DATA EXTRACT:
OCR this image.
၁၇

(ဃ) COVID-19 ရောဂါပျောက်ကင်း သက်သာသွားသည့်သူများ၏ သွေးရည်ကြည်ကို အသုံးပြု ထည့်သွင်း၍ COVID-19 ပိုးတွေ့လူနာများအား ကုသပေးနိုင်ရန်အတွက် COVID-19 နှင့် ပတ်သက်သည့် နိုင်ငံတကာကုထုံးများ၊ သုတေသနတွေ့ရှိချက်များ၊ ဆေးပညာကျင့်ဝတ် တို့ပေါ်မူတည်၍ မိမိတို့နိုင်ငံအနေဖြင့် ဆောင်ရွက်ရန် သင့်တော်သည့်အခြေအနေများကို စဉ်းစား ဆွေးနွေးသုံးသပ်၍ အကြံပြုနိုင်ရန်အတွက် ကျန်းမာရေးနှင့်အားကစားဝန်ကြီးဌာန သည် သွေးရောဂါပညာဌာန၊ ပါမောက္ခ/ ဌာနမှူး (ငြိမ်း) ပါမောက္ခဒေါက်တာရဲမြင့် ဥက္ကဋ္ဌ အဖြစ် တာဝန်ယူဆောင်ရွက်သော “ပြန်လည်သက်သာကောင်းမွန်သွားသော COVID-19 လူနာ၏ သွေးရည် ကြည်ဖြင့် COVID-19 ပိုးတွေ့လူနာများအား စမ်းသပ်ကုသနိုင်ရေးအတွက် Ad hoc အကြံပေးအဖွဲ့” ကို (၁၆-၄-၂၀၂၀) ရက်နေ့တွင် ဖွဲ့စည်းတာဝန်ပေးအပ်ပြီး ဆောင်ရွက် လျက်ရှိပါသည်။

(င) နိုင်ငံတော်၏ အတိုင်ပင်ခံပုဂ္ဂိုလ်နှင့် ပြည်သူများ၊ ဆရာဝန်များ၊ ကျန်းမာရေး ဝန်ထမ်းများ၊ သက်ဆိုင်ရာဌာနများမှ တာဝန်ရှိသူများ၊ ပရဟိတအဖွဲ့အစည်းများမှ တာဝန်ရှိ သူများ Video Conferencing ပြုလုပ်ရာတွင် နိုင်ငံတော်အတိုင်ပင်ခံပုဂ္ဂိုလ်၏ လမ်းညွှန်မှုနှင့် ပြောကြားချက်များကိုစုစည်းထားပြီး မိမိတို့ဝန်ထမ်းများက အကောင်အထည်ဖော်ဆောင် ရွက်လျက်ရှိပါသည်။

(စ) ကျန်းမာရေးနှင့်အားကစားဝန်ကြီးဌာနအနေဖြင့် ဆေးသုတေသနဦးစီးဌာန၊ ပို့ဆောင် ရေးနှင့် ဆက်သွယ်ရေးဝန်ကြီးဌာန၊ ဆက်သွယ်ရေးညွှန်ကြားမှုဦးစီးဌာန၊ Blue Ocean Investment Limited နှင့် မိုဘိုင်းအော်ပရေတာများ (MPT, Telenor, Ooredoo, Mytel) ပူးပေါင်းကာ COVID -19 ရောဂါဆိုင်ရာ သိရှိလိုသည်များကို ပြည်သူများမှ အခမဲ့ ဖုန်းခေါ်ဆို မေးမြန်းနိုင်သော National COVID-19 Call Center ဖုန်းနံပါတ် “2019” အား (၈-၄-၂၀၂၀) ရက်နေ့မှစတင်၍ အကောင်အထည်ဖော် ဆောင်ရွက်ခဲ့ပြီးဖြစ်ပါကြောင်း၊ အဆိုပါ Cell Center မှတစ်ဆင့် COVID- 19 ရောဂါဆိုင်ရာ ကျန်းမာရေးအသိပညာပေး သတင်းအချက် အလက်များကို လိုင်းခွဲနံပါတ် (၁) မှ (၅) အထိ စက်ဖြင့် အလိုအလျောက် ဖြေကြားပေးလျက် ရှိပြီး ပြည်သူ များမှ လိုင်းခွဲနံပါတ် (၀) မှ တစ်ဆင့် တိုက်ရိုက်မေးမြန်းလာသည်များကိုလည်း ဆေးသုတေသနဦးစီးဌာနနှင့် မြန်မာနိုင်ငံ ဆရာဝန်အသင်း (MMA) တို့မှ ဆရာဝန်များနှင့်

WHAT YOU NEED TO DO:
Return every record above exactly as it appears.

FINISHED TASK:
OCR this image.
၁၇

(ဃ) COVID-19 ရောဂါပျောက်ကင်း သက်သာသွားသည့်သူများ၏ သွေးရည်ကြည်ကို အသုံးပြု ထည့်သွင်း၍ COVID-19 ပိုးတွေ့လူနာများအား ကုသပေးနိုင်ရန်အတွက် COVID-19 နှင့် ပတ်သက်သည့် နိုင်ငံတကာကုထုံးများ၊ သုတေသနတွေ့ရှိချက်များ၊ ဆေးပညာကျင့်ဝတ် တို့ပေါ်မူတည်၍ မိမိတို့နိုင်ငံအနေဖြင့် ဆောင်ရွက်ရန် သင့်တော်သည့်အခြေအနေများကို စဉ်းစား ဆွေးနွေးသုံးသပ်၍ အကြံပြုနိုင်ရန်အတွက် ကျန်းမာရေးနှင့်အားကစားဝန်ကြီးဌာန သည် သွေးရောဂါပညာဌာန၊ ပါမောက္ခ/ ဌာနမှူး (ငြိမ်း) ပါမောက္ခဒေါက်တာရဲမြင့် ဥက္ကဋ္ဌ အဖြစ် တာဝန်ယူဆောင်ရွက်သော “ပြန်လည်သက်သာကောင်းမွန်သွားသော COVID-19 လူနာ၏ သွေးရည် ကြည်ဖြင့် COVID-19 ပိုးတွေ့လူနာများအား စမ်းသပ်ကုသနိုင်ရေးအတွက် Ad hoc အကြံပေးအဖွဲ့” ကို (၁၆-၄-၂၀၂၀) ရက်နေ့တွင် ဖွဲ့စည်းတာဝန်ပေးအပ်ပြီး ဆောင်ရွက် လျက်ရှိပါသည်။

(င) နိုင်ငံတော်၏ အတိုင်ပင်ခံပုဂ္ဂိုလ်နှင့် ပြည်သူများ၊ ဆရာဝန်များ၊ ကျန်းမာရေး ဝန်ထမ်းများ၊ သက်ဆိုင်ရာဌာနများမှ တာဝန်ရှိသူများ၊ ပရဟိတအဖွဲ့အစည်းများမှ တာဝန်ရှိ သူများ Video Conferencing ပြုလုပ်ရာတွင် နိုင်ငံတော်အတိုင်ပင်ခံပုဂ္ဂိုလ်၏ လမ်းညွှန်မှုနှင့် ပြောကြားချက်များကိုစုစည်းထားပြီး မိမိတို့ဝန်ထမ်းများက အကောင်အထည်ဖော်ဆောင် ရွက်လျက်ရှိပါသည်။

(စ) ကျန်းမာရေးနှင့်အားကစားဝန်ကြီးဌာနအနေဖြင့် ဆေးသုတေသနဦးစီးဌာန၊ ပို့ဆောင် ရေးနှင့် ဆက်သွယ်ရေးဝန်ကြီးဌာန၊ ဆက်သွယ်ရေးညွှန်ကြားမှုဦးစီးဌာန၊ Blue Ocean Investment Limited နှင့် မိုဘိုင်းအော်ပရေတာများ (MPT, Telenor, Ooredoo, Mytel) ပူးပေါင်းကာ COVID -19 ရောဂါဆိုင်ရာ သိရှိလိုသည်များကို ပြည်သူများမှ အခမဲ့ ဖုန်းခေါ်ဆို မေးမြန်းနိုင်သော National COVID-19 Call Center ဖုန်းနံပါတ် “2019” အား (၈-၄-၂၀၂၀) ရက်နေ့မှစတင်၍ အကောင်အထည်ဖော် ဆောင်ရွက်ခဲ့ပြီးဖြစ်ပါကြောင်း၊ အဆိုပါ Cell Center မှတစ်ဆင့် COVID- 19 ရောဂါဆိုင်ရာ ကျန်းမာရေးအသိပညာပေး သတင်းအချက် အလက်များကို လိုင်းခွဲနံပါတ် (၁) မှ (၅) အထိ စက်ဖြင့် အလိုအလျောက် ဖြေကြားပေးလျက် ရှိပြီး ပြည်သူ များမှ လိုင်းခွဲနံပါတ် (၀) မှ တစ်ဆင့် တိုက်ရိုက်မေးမြန်းလာသည်များကိုလည်း ဆေးသုတေသနဦးစီးဌာနနှင့် မြန်မာနိုင်ငံ ဆရာဝန်အသင်း (MMA) တို့မှ ဆရာဝန်များနှင့်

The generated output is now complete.